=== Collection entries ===
=-=-=
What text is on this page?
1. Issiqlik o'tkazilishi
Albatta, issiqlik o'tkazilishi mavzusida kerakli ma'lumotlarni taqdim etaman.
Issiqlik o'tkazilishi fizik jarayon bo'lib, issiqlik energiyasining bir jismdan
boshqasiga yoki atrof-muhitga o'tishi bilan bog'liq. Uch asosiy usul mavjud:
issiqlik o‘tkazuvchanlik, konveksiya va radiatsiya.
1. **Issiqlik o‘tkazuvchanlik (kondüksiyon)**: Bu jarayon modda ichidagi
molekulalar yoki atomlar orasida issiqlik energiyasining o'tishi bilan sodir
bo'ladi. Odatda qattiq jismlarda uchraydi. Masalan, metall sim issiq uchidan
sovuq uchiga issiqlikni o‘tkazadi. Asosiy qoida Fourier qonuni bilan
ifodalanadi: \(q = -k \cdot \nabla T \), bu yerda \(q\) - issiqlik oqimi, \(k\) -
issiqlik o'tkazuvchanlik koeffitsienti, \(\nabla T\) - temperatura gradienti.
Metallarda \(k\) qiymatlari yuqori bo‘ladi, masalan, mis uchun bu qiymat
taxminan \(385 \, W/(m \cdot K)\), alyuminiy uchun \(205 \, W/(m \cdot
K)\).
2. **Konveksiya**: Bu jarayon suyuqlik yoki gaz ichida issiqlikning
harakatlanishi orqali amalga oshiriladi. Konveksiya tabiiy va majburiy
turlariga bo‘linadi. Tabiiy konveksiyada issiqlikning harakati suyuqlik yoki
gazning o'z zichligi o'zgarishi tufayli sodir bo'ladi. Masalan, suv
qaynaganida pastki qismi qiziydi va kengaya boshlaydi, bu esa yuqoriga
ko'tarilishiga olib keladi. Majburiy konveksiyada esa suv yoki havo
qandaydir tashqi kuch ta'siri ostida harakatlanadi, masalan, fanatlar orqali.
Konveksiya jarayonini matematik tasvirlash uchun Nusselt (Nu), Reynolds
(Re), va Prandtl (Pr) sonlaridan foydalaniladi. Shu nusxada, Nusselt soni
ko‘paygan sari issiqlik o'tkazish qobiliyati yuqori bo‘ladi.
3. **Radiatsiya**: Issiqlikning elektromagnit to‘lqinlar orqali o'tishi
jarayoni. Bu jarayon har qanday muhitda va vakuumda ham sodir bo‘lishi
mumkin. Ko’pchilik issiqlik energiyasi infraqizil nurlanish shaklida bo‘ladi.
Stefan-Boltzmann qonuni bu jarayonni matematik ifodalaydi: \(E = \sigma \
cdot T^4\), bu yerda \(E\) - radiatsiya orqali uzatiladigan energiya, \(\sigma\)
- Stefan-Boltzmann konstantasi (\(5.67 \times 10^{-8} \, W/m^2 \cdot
=-=-=
=== To be done ===
Extract all of the data exactly as written.

=== The solution ===
What text is on this page?
1. Issiqlik o'tkazilishi
Albatta, issiqlik o'tkazilishi mavzusida kerakli ma'lumotlarni taqdim etaman.
Issiqlik o'tkazilishi fizik jarayon bo'lib, issiqlik energiyasining bir jismdan
boshqasiga yoki atrof-muhitga o'tishi bilan bog'liq. Uch asosiy usul mavjud:
issiqlik o‘tkazuvchanlik, konveksiya va radiatsiya.
1. **Issiqlik o‘tkazuvchanlik (kondüksiyon)**: Bu jarayon modda ichidagi
molekulalar yoki atomlar orasida issiqlik energiyasining o'tishi bilan sodir
bo'ladi. Odatda qattiq jismlarda uchraydi. Masalan, metall sim issiq uchidan
sovuq uchiga issiqlikni o‘tkazadi. Asosiy qoida Fourier qonuni bilan
ifodalanadi: \(q = -k \cdot \nabla T \), bu yerda \(q\) - issiqlik oqimi, \(k\) -
issiqlik o'tkazuvchanlik koeffitsienti, \(\nabla T\) - temperatura gradienti.
Metallarda \(k\) qiymatlari yuqori bo‘ladi, masalan, mis uchun bu qiymat
taxminan \(385 \, W/(m \cdot K)\), alyuminiy uchun \(205 \, W/(m \cdot
K)\).
2. **Konveksiya**: Bu jarayon suyuqlik yoki gaz ichida issiqlikning
harakatlanishi orqali amalga oshiriladi. Konveksiya tabiiy va majburiy
turlariga bo‘linadi. Tabiiy konveksiyada issiqlikning harakati suyuqlik yoki
gazning o'z zichligi o'zgarishi tufayli sodir bo'ladi. Masalan, suv
qaynaganida pastki qismi qiziydi va kengaya boshlaydi, bu esa yuqoriga
ko'tarilishiga olib keladi. Majburiy konveksiyada esa suv yoki havo
qandaydir tashqi kuch ta'siri ostida harakatlanadi, masalan, fanatlar orqali.
Konveksiya jarayonini matematik tasvirlash uchun Nusselt (Nu), Reynolds
(Re), va Prandtl (Pr) sonlaridan foydalaniladi. Shu nusxada, Nusselt soni
ko‘paygan sari issiqlik o'tkazish qobiliyati yuqori bo‘ladi.
3. **Radiatsiya**: Issiqlikning elektromagnit to‘lqinlar orqali o'tishi
jarayoni. Bu jarayon har qanday muhitda va vakuumda ham sodir bo‘lishi
mumkin. Ko’pchilik issiqlik energiyasi infraqizil nurlanish shaklida bo‘ladi.
Stefan-Boltzmann qonuni bu jarayonni matematik ifodalaydi: \(E = \sigma \
cdot T^4\), bu yerda \(E\) - radiatsiya orqali uzatiladigan energiya, \(\sigma\)
- Stefan-Boltzmann konstantasi (\(5.67 \times 10^{-8} \, W/m^2 \cdot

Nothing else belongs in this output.